** Start of Data for this exercise **

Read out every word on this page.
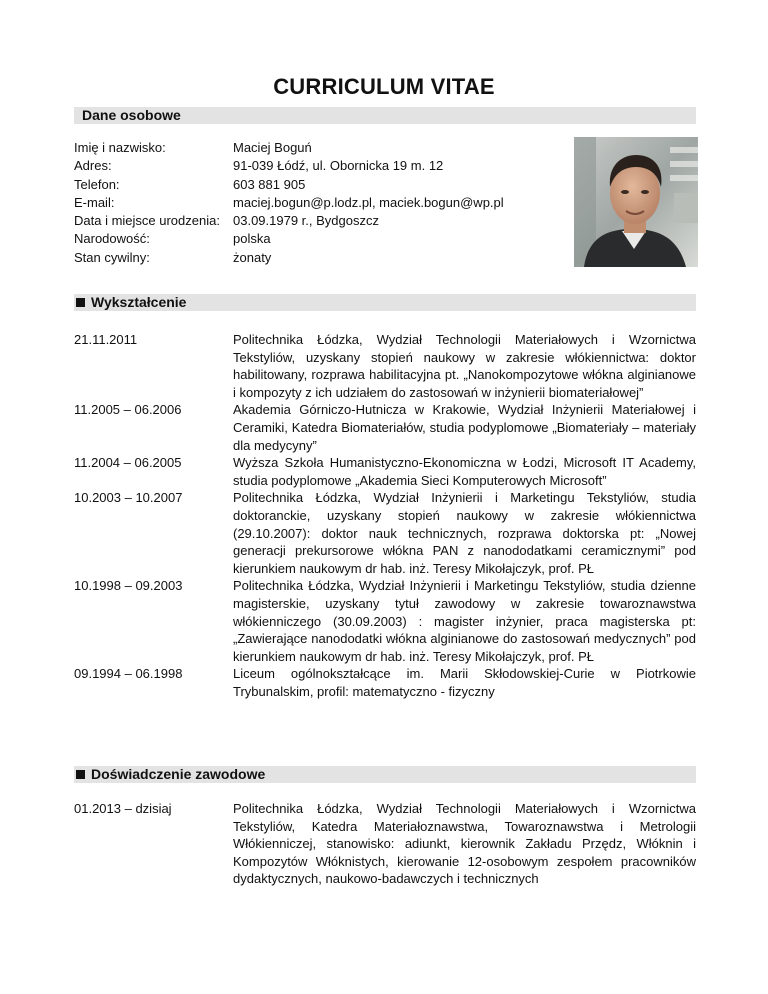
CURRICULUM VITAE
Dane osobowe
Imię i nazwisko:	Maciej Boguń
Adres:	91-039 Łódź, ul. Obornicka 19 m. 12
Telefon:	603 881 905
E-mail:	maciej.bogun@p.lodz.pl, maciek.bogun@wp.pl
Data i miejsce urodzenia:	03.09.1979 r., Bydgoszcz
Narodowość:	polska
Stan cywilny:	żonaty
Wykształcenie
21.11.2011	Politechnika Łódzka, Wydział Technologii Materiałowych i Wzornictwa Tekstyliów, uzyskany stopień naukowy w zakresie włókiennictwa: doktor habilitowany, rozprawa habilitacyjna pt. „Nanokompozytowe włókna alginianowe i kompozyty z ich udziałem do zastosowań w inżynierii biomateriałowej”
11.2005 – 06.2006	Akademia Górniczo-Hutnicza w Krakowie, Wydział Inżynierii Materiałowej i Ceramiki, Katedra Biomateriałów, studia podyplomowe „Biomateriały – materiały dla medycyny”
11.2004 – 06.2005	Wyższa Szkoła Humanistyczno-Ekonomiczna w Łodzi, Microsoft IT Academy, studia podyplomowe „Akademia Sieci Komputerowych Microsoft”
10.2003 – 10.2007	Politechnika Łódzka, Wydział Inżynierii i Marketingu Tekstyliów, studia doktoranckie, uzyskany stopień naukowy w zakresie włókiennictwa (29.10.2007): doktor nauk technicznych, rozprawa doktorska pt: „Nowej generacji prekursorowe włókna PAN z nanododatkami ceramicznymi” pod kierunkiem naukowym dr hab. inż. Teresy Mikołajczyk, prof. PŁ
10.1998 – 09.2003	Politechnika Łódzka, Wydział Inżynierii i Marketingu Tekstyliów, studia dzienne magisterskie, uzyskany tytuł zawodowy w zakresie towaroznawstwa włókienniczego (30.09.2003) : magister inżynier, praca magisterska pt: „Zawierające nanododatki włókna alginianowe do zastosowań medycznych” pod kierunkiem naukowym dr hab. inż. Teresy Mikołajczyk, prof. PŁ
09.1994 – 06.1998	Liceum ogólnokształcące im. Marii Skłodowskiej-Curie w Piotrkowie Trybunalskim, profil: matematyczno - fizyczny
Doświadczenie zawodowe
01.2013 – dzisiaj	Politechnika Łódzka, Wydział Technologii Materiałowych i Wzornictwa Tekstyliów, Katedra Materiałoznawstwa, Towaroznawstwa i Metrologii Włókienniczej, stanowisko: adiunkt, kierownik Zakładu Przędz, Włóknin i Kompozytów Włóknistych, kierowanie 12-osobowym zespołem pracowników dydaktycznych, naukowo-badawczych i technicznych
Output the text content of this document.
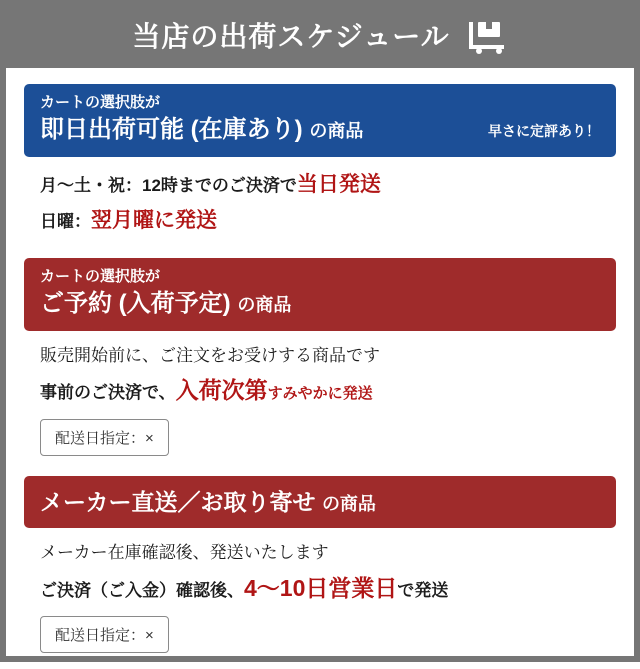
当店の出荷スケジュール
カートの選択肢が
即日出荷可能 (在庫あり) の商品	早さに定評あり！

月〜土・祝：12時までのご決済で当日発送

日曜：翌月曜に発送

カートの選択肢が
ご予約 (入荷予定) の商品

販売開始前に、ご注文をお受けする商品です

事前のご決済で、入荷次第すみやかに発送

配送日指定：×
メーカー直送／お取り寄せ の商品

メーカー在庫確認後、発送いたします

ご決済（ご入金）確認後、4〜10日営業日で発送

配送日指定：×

** End of Data for this exercise **
** Start of Data for this exercise **

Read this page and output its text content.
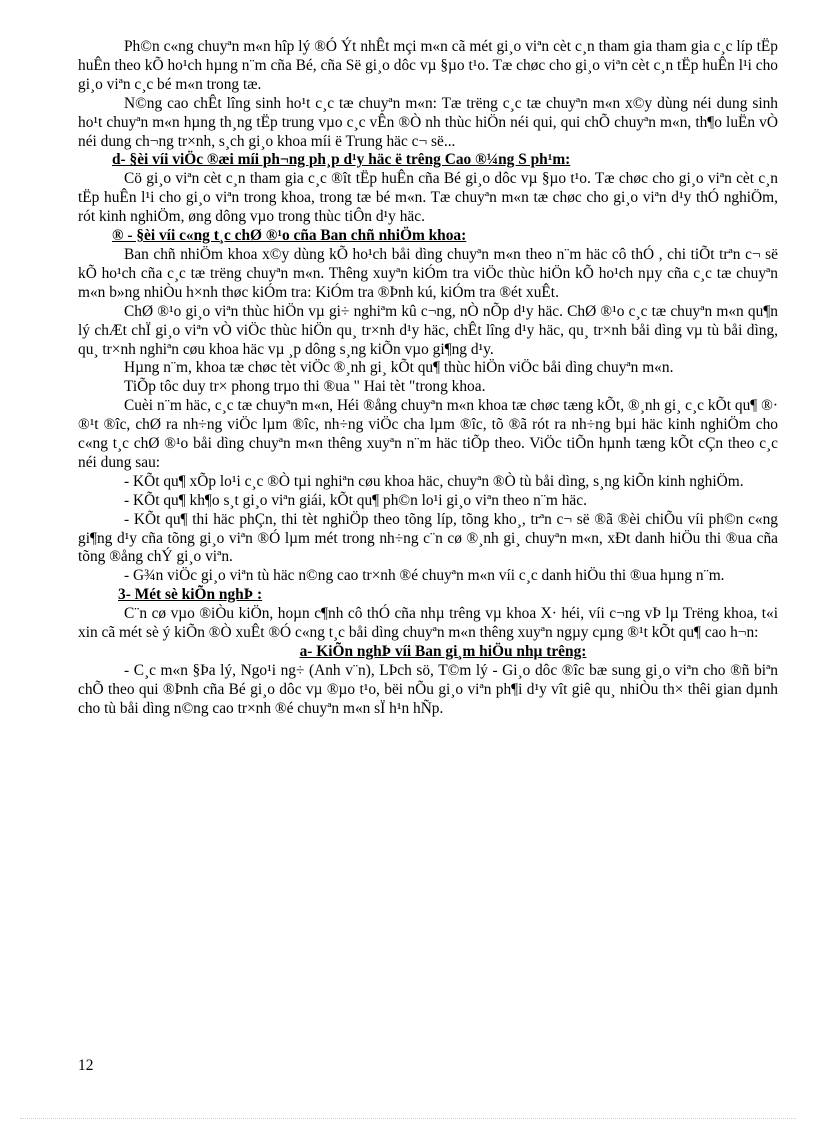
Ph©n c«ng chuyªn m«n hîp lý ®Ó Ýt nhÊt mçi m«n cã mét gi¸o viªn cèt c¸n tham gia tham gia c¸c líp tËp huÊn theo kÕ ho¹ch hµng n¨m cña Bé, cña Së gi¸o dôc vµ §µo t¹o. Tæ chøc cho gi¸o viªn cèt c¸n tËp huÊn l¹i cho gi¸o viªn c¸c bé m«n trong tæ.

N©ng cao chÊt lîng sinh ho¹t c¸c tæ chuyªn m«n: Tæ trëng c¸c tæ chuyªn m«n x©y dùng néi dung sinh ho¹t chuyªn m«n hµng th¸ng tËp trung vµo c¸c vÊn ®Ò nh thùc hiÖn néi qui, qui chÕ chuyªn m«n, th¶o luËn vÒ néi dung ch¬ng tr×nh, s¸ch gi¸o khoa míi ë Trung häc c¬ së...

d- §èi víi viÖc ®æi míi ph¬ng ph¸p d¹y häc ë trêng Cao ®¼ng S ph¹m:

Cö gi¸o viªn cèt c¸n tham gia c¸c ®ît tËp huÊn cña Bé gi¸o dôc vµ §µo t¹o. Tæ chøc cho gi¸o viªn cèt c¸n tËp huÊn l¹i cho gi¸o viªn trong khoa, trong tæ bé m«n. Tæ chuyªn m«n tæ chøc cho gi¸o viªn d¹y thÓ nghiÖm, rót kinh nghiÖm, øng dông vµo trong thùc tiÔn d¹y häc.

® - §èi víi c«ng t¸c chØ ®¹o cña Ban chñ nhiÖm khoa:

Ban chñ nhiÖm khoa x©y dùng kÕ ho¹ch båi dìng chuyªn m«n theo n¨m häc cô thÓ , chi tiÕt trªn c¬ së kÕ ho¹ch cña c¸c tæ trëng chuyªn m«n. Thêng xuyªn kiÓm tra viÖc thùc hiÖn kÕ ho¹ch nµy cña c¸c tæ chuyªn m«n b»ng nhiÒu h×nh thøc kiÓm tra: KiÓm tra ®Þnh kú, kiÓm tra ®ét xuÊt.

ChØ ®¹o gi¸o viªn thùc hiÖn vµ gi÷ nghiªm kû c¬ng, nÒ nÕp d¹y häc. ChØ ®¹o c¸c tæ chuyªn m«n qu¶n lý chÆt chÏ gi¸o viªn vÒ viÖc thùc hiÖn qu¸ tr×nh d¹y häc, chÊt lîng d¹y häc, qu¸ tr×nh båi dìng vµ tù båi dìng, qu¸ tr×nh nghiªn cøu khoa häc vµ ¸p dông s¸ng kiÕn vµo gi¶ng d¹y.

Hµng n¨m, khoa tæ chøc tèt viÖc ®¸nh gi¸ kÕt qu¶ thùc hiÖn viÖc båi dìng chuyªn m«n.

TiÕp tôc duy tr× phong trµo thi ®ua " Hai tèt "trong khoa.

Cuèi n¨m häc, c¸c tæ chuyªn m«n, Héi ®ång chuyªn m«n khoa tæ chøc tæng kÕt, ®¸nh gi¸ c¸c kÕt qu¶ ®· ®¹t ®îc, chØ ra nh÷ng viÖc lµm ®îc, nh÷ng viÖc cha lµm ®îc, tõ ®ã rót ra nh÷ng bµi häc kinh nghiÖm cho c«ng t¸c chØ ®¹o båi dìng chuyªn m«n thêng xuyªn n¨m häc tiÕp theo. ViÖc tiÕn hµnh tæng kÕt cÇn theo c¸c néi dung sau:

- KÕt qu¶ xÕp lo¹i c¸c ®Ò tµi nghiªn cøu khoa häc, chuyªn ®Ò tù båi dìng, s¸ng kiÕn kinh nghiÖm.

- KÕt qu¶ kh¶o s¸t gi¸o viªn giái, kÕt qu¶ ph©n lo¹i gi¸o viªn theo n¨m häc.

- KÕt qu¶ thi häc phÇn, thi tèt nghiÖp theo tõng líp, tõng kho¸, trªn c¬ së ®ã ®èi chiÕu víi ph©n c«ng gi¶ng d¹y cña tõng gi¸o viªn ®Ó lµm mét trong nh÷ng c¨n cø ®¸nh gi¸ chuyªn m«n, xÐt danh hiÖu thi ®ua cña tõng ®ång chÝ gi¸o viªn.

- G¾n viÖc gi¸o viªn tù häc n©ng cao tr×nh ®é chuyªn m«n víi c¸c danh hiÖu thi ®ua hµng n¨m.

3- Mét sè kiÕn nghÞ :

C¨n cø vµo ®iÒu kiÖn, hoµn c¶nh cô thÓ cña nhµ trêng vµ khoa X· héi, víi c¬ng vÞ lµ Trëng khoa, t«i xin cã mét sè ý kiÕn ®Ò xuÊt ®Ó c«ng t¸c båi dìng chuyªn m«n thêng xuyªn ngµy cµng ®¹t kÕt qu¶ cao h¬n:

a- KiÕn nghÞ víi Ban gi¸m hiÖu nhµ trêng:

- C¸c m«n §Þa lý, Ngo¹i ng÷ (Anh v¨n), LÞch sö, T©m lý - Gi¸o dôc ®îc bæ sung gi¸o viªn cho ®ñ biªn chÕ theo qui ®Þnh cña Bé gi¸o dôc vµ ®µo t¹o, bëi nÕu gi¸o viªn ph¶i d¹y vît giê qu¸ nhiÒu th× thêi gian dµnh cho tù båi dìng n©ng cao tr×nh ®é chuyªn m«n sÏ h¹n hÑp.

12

** End of Data for this exercise **
** Start of Data for this exercise **

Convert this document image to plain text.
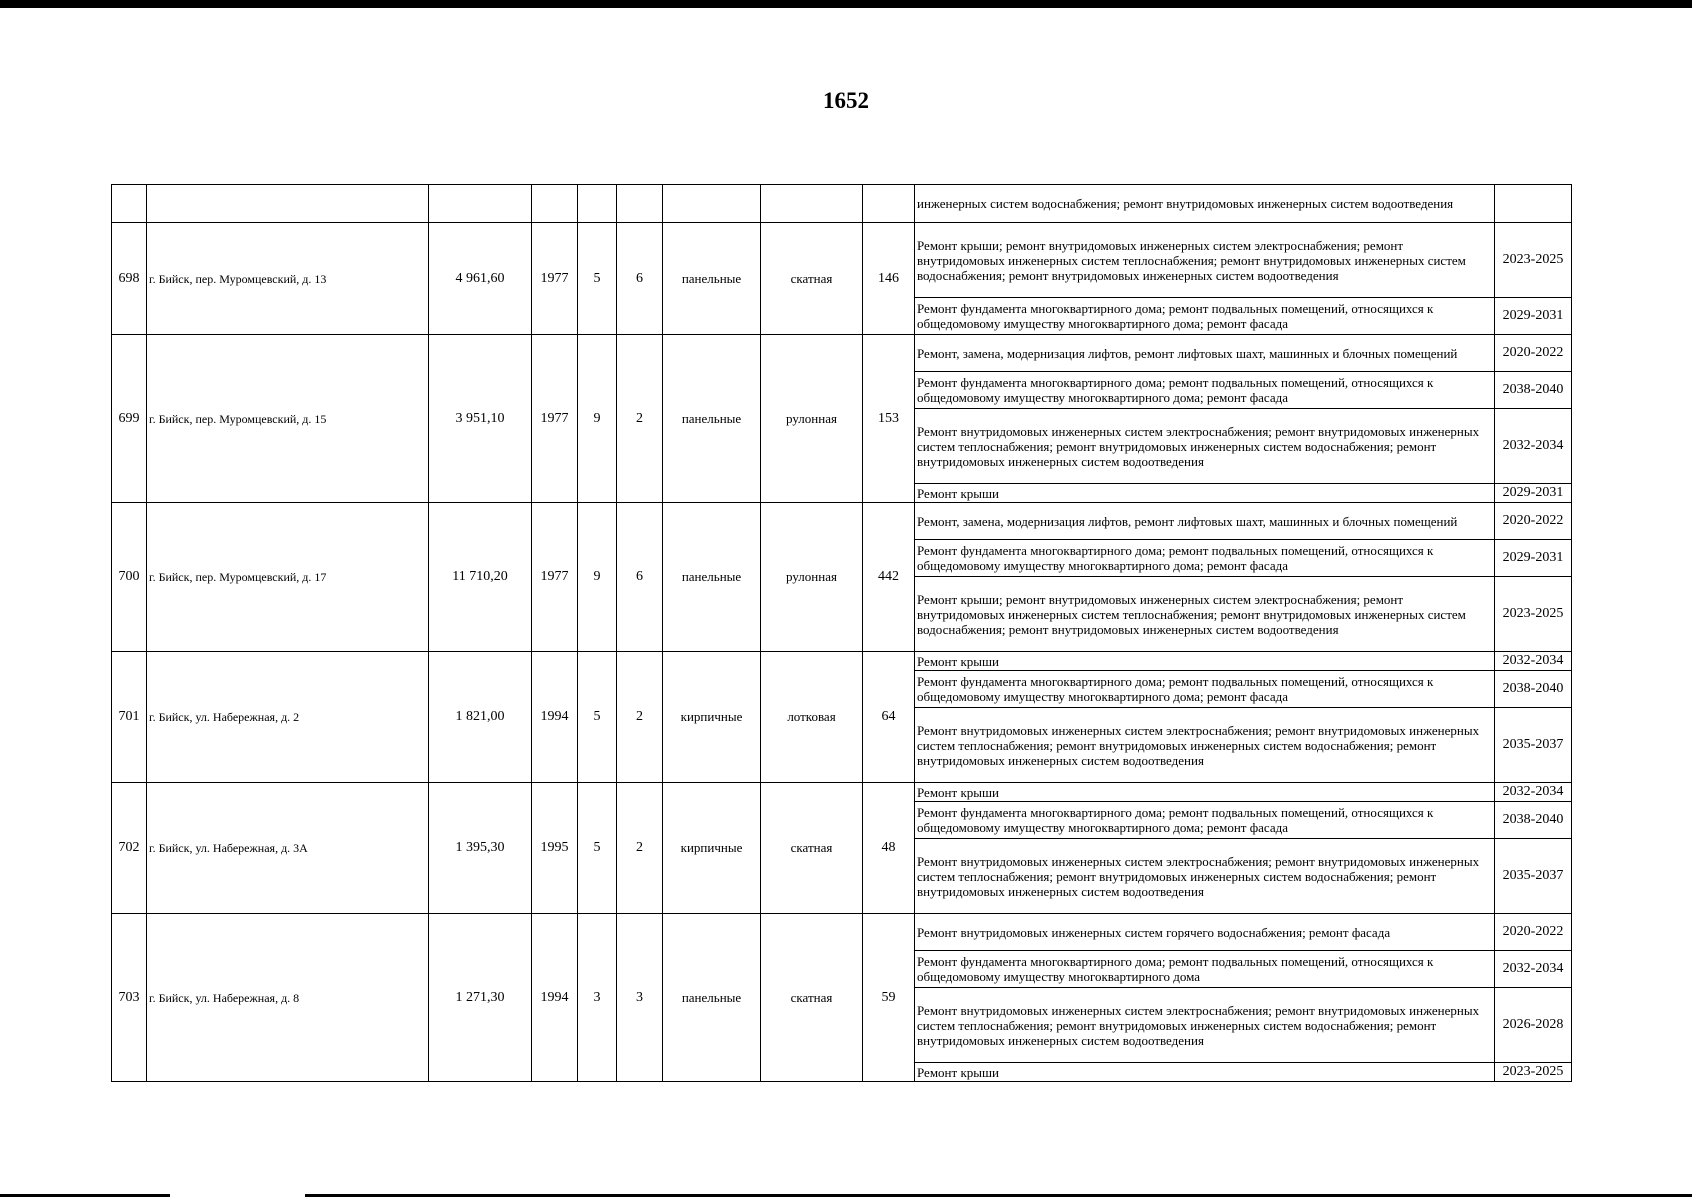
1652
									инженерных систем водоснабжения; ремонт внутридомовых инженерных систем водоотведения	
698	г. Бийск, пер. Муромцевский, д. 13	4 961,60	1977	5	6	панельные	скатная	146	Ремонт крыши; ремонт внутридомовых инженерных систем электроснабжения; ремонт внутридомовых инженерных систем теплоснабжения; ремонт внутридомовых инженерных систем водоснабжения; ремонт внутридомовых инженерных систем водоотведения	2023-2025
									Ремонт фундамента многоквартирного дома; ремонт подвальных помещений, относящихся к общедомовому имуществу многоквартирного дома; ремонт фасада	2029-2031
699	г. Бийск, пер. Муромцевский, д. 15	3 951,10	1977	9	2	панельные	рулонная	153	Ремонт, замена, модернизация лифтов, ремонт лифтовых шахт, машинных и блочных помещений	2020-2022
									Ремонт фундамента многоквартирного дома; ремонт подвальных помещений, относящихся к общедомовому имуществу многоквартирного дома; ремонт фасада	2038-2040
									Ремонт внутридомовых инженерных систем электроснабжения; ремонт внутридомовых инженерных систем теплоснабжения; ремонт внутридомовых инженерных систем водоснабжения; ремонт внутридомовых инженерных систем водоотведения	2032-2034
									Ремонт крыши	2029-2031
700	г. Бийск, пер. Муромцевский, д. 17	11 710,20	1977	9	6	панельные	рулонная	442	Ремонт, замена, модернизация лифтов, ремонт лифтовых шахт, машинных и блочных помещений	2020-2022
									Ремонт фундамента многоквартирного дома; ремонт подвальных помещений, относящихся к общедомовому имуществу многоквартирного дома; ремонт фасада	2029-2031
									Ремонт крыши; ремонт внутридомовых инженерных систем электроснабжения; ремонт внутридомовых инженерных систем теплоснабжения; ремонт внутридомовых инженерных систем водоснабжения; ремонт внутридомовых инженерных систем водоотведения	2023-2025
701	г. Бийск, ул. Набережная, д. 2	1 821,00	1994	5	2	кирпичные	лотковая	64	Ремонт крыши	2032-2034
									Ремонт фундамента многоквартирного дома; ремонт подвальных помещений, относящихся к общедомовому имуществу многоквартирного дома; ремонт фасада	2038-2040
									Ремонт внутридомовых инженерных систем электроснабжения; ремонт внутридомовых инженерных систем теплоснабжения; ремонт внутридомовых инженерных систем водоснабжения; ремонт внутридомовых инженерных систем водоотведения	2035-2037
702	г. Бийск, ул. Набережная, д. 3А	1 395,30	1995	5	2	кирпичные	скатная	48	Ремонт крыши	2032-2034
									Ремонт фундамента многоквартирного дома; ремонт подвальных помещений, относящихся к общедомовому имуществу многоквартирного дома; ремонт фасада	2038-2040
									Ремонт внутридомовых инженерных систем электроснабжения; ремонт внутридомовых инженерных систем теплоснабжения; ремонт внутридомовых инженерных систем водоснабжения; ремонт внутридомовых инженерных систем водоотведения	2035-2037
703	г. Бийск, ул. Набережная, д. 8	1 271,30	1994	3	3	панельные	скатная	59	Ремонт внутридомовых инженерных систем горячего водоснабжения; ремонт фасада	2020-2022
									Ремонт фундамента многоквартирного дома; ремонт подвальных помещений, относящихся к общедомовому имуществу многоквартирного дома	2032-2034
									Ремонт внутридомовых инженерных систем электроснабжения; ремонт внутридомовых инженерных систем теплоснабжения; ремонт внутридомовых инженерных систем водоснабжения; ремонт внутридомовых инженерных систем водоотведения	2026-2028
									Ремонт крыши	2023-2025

** End of Data for this exercise **

Sift the material for lines with the string "замена". Copy each one found.

# [Answer below]
699	г. Бийск, пер. Муромцевский, д. 15	3 951,10	1977	9	2	панельные	рулонная	153	Ремонт, замена, модернизация лифтов, ремонт лифтовых шахт, машинных и блочных помещений	2020-2022
700	г. Бийск, пер. Муромцевский, д. 17	11 710,20	1977	9	6	панельные	рулонная	442	Ремонт, замена, модернизация лифтов, ремонт лифтовых шахт, машинных и блочных помещений	2020-2022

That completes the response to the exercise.